_Exercise_: Where a line holds the string "नगरप", return that line.

_Data to use_:
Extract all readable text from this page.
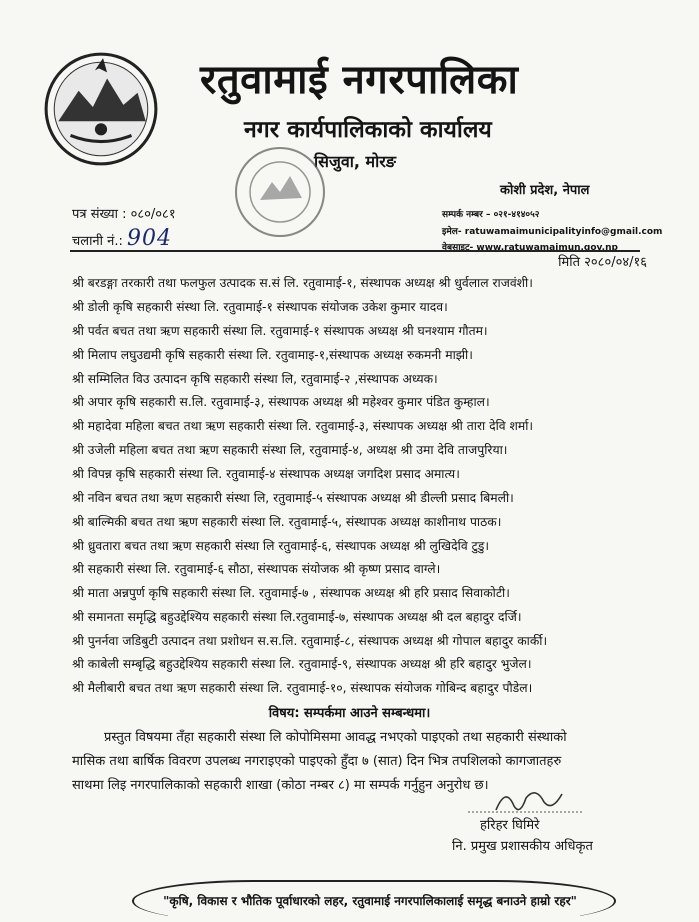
रतुवामाई नगरपालिका
नगर कार्यपालिकाको कार्यालय
सिजुवा, मोरङ
कोशी प्रदेश, नेपाल
सम्पर्क नम्बर – ०२१-४१४०५२
इमेल- ratuwamaimunicipalityinfo@gmail.com
वेबसाइट- www.ratuwamaimun.gov.np
पत्र संख्या : ०८०/०८१
चलानी नं.: 904
मिति २०८०/०४/१६
श्री बरडङ्गा तरकारी तथा फलफुल उत्पादक स.सं लि. रतुवामाई-१, संस्थापक अध्यक्ष श्री धुर्वलाल राजवंशी।
श्री डोली कृषि सहकारी संस्था लि. रतुवामाई-१ संस्थापक संयोजक उकेश कुमार यादव।
श्री पर्वत बचत तथा ऋण सहकारी संस्था लि. रतुवामाई-१ संस्थापक अध्यक्ष श्री घनश्याम गौतम।
श्री मिलाप लघुउद्यमी कृषि सहकारी संस्था लि. रतुवामाइ-१,संस्थापक अध्यक्ष रुकमनी माझी।
श्री सम्मिलित विउ उत्पादन कृषि सहकारी संस्था लि, रतुवामाई-२ ,संस्थापक अध्यक।
श्री अपार कृषि सहकारी स.लि. रतुवामाई-३, संस्थापक अध्यक्ष श्री महेश्वर कुमार पंडित कुम्हाल।
श्री महादेवा महिला बचत तथा ऋण सहकारी संस्था लि. रतुवामाई-३, संस्थापक अध्यक्ष श्री तारा देवि शर्मा।
श्री उजेली महिला बचत तथा ऋण सहकारी संस्था लि, रतुवामाई-४, अध्यक्ष श्री उमा देवि ताजपुरिया।
श्री विपन्न कृषि सहकारी संस्था लि. रतुवामाई-४ संस्थापक अध्यक्ष जगदिश प्रसाद अमात्य।
श्री नविन बचत तथा ऋण सहकारी संस्था लि, रतुवामाई-५ संस्थापक अध्यक्ष श्री डील्ली प्रसाद बिमली।
श्री बाल्मिकी बचत तथा ऋण सहकारी संस्था लि. रतुवामाई-५, संस्थापक अध्यक्ष काशीनाथ पाठक।
श्री ध्रुवतारा बचत तथा ऋण सहकारी संस्था लि रतुवामाई-६, संस्थापक अध्यक्ष श्री लुखिदेवि टुडु।
श्री सहकारी संस्था लि. रतुवामाई-६ सौठा, संस्थापक संयोजक श्री कृष्ण प्रसाद वाग्ले।
श्री माता अन्नपुर्ण कृषि सहकारी संस्था लि. रतुवामाई-७ , संस्थापक अध्यक्ष श्री हरि प्रसाद सिवाकोटी।
श्री समानता समृद्धि बहुउद्देश्यिय सहकारी संस्था लि.रतुवामाई-७, संस्थापक अध्यक्ष श्री दल बहादुर दर्जि।
श्री पुनर्नवा जडिबुटी उत्पादन तथा प्रशोधन स.स.लि. रतुवामाई-८, संस्थापक अध्यक्ष श्री गोपाल बहादुर कार्की।
श्री काबेली सम्बृद्धि बहुउद्देश्यिय सहकारी संस्था लि. रतुवामाई-९, संस्थापक अध्यक्ष श्री हरि बहादुर भुजेल।
श्री मैलीबारी बचत तथा ऋण सहकारी संस्था लि. रतुवामाई-१०, संस्थापक संयोजक गोबिन्द बहादुर पौडेल।
विषय: सम्पर्कमा आउने सम्बन्धमा।
प्रस्तुत विषयमा तँहा सहकारी संस्था लि कोपोमिसमा आवद्ध नभएको पाइएको तथा सहकारी संस्थाको
मासिक तथा बार्षिक विवरण उपलब्ध नगराइएको पाइएको हुँदा ७ (सात) दिन भित्र तपशिलको कागजातहरु
साथमा लिइ नगरपालिकाको सहकारी शाखा (कोठा नम्बर ८) मा सम्पर्क गर्नुहुन अनुरोध छ।
हरिहर घिमिरे
नि. प्रमुख प्रशासकीय अधिकृत
"कृषि, विकास र भौतिक पूर्वाधारको लहर, रतुवामाई नगरपालिकालाई समृद्ध बनाउने हाम्रो रहर"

_Exercise answer_:
रतुवामाई नगरपालिका
साथमा लिइ नगरपालिकाको सहकारी शाखा (कोठा नम्बर ८) मा सम्पर्क गर्नुहुन अनुरोध छ।
"कृषि, विकास र भौतिक पूर्वाधारको लहर, रतुवामाई नगरपालिकालाई समृद्ध बनाउने हाम्रो रहर"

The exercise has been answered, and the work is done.